| Written task |
Pull out every line containing the string "timestamp".

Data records
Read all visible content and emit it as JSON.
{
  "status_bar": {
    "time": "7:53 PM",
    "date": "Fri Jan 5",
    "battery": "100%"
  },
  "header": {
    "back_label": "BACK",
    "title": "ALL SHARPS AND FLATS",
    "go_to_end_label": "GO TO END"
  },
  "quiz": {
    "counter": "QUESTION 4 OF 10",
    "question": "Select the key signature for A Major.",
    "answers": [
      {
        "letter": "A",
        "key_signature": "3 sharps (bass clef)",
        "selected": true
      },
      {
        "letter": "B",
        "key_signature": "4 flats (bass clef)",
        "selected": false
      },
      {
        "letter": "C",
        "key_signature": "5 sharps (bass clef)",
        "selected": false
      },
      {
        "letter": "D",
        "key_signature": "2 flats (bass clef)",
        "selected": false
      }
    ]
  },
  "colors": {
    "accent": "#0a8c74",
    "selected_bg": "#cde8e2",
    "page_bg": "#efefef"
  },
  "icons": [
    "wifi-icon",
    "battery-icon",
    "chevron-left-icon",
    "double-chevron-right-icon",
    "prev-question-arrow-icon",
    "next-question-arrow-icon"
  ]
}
---
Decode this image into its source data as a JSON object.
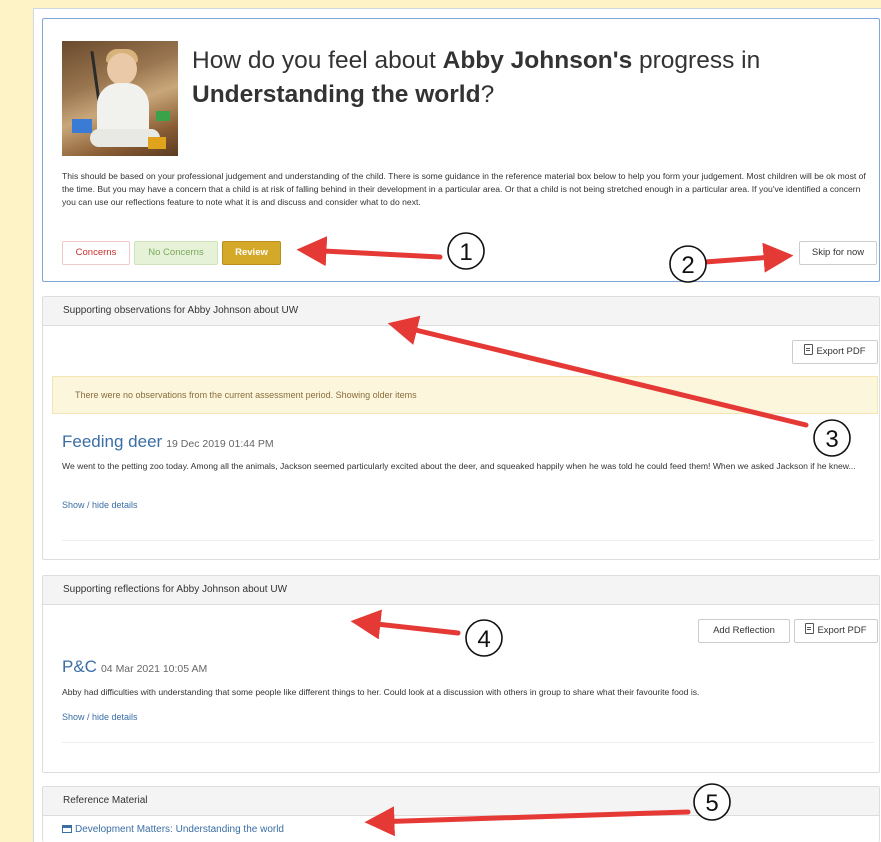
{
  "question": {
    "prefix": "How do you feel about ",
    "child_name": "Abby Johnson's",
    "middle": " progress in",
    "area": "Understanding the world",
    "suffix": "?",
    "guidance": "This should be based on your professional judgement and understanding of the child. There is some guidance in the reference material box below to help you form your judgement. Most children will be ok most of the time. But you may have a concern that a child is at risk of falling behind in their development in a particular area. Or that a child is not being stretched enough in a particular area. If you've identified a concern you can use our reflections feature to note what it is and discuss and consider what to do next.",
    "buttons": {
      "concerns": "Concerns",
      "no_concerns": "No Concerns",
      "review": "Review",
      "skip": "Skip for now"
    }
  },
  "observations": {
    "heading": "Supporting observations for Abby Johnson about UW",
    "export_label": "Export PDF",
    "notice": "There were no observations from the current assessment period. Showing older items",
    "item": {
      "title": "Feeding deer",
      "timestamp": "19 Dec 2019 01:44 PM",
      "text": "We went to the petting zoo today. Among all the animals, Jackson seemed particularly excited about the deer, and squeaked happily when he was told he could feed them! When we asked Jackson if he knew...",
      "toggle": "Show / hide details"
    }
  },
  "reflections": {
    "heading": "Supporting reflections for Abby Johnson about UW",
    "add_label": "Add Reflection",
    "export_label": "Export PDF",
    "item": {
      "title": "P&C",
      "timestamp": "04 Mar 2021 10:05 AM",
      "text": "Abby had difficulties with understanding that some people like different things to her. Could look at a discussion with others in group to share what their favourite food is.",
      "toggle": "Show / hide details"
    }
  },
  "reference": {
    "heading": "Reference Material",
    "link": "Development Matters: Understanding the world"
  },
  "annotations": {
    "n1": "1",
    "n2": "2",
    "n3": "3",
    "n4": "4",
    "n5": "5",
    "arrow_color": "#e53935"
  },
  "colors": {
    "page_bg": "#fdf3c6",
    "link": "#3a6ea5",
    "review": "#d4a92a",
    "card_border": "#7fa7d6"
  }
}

| Result |
      "timestamp": "19 Dec 2019 01:44 PM",
      "timestamp": "04 Mar 2021 10:05 AM",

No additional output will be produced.